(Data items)
(begin)
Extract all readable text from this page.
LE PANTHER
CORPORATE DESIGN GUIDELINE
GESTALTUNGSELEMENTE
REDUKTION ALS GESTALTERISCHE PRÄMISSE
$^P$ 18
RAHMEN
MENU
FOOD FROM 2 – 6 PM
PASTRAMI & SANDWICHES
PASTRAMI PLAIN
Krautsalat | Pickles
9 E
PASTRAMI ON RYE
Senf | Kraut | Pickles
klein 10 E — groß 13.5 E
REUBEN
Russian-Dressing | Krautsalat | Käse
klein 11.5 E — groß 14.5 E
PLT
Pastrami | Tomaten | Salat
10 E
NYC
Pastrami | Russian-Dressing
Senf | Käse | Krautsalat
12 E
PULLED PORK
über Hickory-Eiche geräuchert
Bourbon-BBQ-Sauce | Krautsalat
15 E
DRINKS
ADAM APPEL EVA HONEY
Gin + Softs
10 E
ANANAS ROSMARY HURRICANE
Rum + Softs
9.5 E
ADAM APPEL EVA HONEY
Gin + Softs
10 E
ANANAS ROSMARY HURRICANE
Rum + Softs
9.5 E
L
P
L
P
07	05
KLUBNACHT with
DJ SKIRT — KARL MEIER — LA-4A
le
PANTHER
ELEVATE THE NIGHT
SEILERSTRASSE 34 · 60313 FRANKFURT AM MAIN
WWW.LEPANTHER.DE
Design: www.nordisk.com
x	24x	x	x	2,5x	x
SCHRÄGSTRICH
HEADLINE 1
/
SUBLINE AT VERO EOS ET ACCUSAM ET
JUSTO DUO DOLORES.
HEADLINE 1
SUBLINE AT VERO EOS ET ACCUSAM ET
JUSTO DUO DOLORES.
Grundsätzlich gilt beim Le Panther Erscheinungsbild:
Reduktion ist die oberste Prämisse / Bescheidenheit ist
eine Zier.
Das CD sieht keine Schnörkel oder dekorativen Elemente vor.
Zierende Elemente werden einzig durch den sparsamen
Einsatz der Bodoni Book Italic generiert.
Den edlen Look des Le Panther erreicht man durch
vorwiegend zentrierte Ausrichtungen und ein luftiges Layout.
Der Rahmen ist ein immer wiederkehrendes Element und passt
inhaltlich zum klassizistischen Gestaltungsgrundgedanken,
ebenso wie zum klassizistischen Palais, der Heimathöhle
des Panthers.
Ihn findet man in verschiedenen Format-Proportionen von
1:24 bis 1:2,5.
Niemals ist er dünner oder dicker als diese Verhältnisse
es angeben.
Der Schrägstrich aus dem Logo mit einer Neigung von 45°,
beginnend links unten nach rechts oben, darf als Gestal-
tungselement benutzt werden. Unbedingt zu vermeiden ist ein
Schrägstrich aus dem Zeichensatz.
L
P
(end)
(begin)
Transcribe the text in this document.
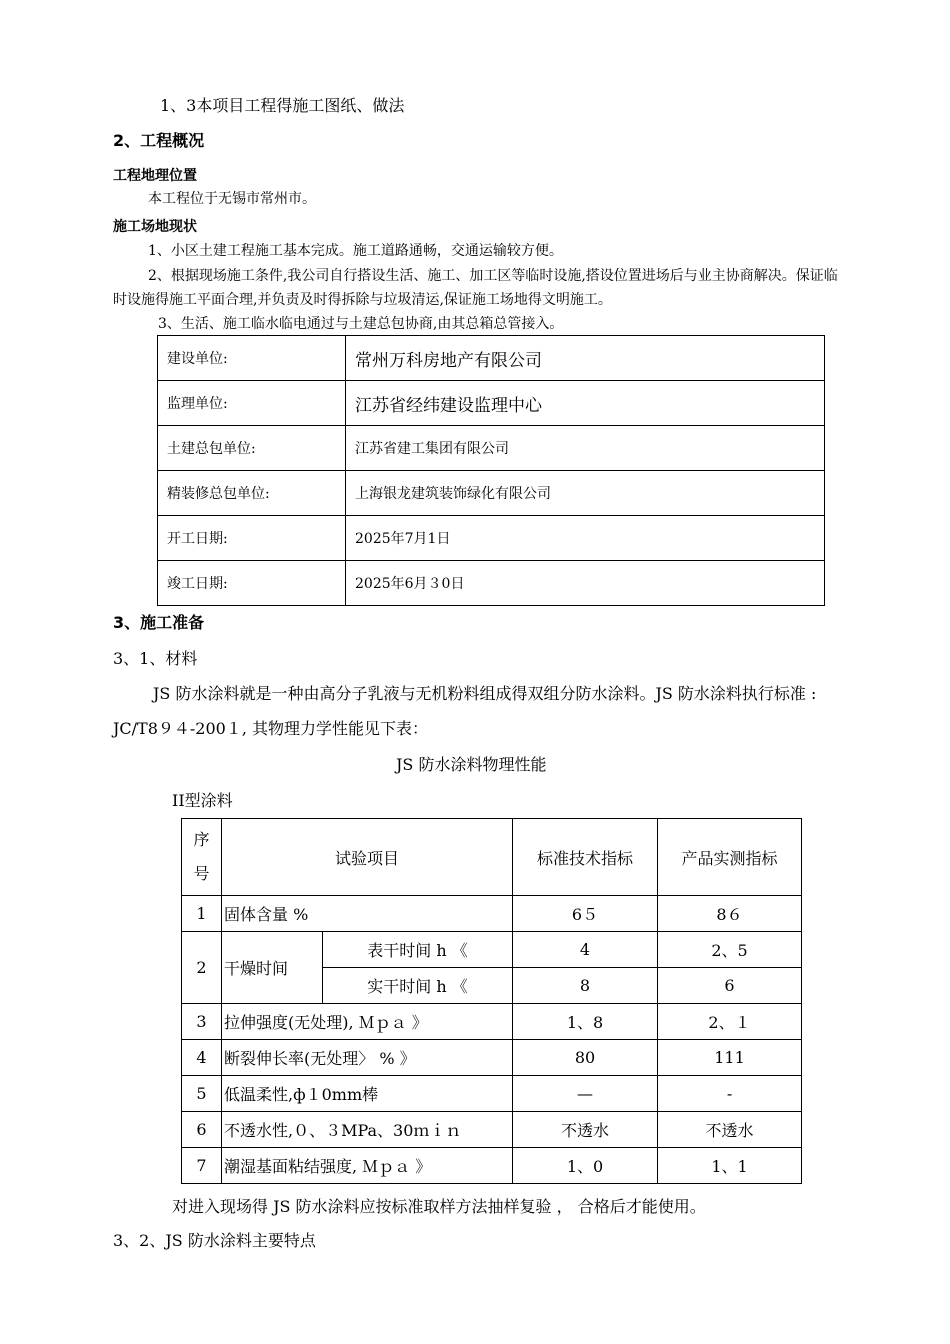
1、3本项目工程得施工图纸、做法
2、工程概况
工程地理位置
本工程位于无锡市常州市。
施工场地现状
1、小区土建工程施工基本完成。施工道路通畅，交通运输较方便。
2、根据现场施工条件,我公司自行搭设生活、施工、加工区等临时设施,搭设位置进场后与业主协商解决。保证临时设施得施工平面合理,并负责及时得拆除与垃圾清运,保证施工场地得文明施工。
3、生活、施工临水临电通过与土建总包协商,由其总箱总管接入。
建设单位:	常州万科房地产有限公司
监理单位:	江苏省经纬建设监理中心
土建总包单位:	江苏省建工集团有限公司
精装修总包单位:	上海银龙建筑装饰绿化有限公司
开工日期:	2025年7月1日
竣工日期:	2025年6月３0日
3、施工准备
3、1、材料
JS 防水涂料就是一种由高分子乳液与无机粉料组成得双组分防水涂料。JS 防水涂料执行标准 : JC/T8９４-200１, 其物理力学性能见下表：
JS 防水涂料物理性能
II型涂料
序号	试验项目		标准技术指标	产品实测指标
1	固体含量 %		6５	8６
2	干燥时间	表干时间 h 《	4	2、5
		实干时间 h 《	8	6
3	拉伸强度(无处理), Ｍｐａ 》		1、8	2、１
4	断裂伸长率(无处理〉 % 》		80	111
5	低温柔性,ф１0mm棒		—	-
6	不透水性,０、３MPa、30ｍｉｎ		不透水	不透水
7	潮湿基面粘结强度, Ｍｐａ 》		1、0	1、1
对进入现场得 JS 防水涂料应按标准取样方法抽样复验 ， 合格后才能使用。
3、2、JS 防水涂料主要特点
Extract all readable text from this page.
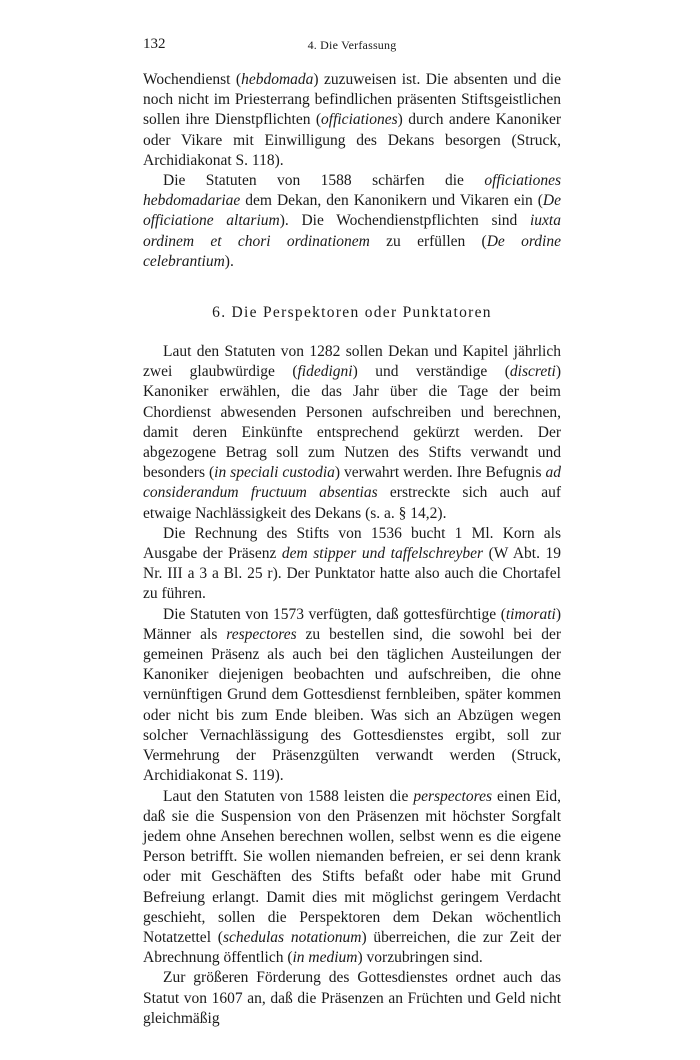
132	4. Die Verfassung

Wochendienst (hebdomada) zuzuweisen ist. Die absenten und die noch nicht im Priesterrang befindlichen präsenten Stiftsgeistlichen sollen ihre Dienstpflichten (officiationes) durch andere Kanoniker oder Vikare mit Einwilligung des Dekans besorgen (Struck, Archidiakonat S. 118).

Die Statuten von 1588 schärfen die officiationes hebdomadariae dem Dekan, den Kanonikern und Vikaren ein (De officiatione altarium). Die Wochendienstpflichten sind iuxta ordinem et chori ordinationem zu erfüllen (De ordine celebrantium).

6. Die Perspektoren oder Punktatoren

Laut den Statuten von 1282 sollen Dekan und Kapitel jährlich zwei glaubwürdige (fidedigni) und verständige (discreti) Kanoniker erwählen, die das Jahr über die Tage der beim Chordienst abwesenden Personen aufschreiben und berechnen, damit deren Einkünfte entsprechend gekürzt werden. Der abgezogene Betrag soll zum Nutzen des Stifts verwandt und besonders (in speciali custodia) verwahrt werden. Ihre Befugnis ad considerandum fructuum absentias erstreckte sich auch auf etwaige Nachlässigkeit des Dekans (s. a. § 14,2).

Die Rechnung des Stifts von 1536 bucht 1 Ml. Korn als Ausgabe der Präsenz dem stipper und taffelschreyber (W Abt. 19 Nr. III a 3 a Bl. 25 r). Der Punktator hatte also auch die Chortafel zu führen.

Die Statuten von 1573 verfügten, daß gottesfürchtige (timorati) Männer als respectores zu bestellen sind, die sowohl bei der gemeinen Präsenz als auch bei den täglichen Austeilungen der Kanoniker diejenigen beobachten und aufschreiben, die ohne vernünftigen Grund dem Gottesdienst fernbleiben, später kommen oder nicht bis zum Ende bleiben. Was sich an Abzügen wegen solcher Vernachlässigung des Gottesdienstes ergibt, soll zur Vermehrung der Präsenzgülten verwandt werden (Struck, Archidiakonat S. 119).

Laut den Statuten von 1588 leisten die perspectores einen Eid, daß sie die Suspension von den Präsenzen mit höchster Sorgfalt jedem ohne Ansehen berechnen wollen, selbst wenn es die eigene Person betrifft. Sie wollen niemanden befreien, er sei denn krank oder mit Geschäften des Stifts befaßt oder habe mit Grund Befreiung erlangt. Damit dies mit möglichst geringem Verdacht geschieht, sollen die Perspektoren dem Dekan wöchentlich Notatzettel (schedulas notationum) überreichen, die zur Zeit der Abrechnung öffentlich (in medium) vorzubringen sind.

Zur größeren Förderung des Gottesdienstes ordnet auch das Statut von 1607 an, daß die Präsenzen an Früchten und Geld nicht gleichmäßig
(end)
GIVEN INSTRUCTION
Every line of the listing that holds "Gottesdienstes" should be found and copied.

THE ANSWER
Die Statuten von 1573 verfügten, daß gottesfürchtige (timorati) Männer als respectores zu bestellen sind, die sowohl bei der gemeinen Präsenz als auch bei den täglichen Austeilungen der Kanoniker diejenigen beobachten und aufschreiben, die ohne vernünftigen Grund dem Gottesdienst fernbleiben, später kommen oder nicht bis zum Ende bleiben. Was sich an Abzügen wegen solcher Vernachlässigung des Gottesdienstes ergibt, soll zur Vermehrung der Präsenzgülten verwandt werden (Struck, Archidiakonat S. 119).
Zur größeren Förderung des Gottesdienstes ordnet auch das Statut von 1607 an, daß die Präsenzen an Früchten und Geld nicht gleichmäßig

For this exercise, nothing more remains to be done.